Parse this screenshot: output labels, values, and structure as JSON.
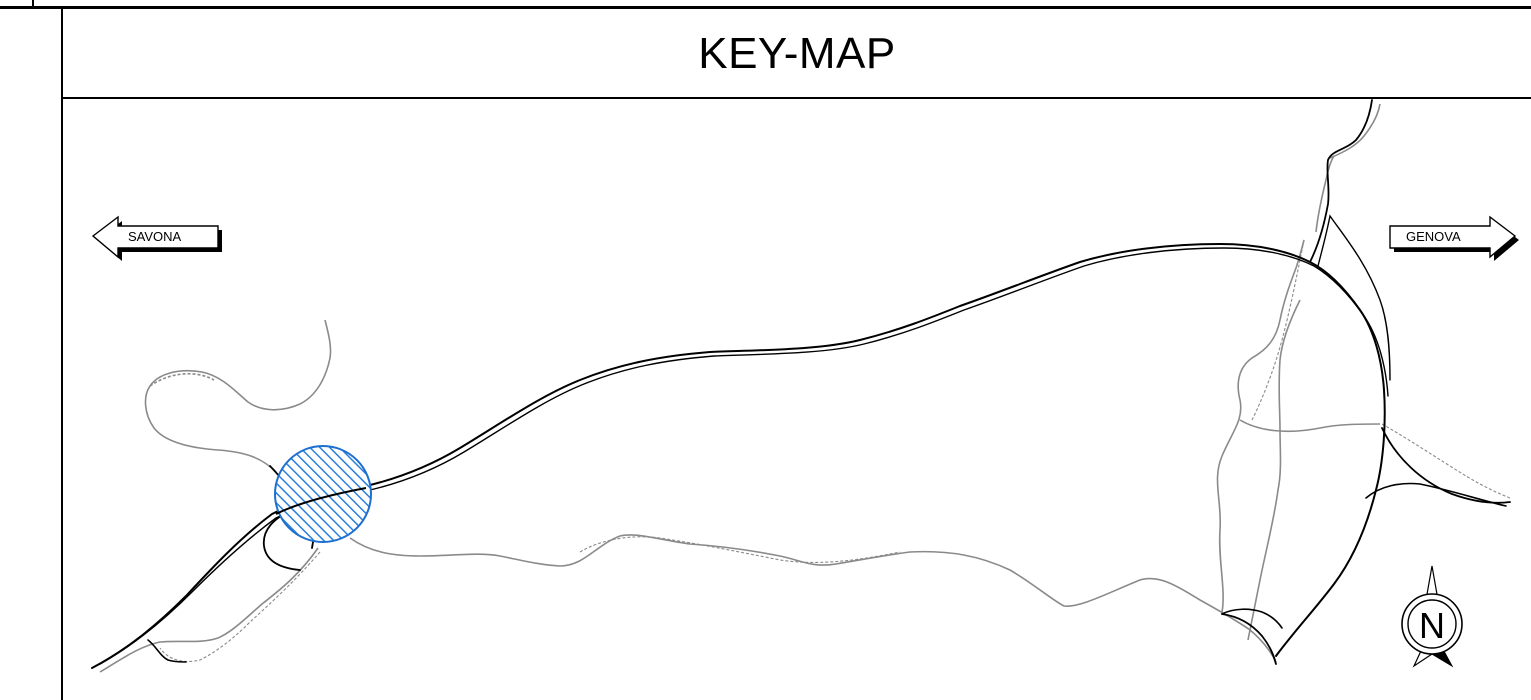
{
  "title": "KEY-MAP",
  "labels": {
    "west": "SAVONA",
    "east": "GENOVA",
    "north": "N"
  },
  "colors": {
    "highway": "#000000",
    "local_road": "#8a8a8a",
    "highlight_fill": "#2a7fdc",
    "highlight_stroke": "#1d6fd0"
  },
  "icons": [
    "west-arrow-icon",
    "east-arrow-icon",
    "north-arrow-icon"
  ]
}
::::
### TASK PROMPT:
Transcribe the records above verbatim. Do not carry over any picture.

### OUTPUT FOR THIS TASK:
Parse this screenshot: output labels, values, and structure as JSON.
{
  "title": "KEY-MAP",
  "labels": {
    "west": "SAVONA",
    "east": "GENOVA",
    "north": "N"
  },
  "colors": {
    "highway": "#000000",
    "local_road": "#8a8a8a",
    "highlight_fill": "#2a7fdc",
    "highlight_stroke": "#1d6fd0"
  },
  "icons": [
    "west-arrow-icon",
    "east-arrow-icon",
    "north-arrow-icon"
  ]
}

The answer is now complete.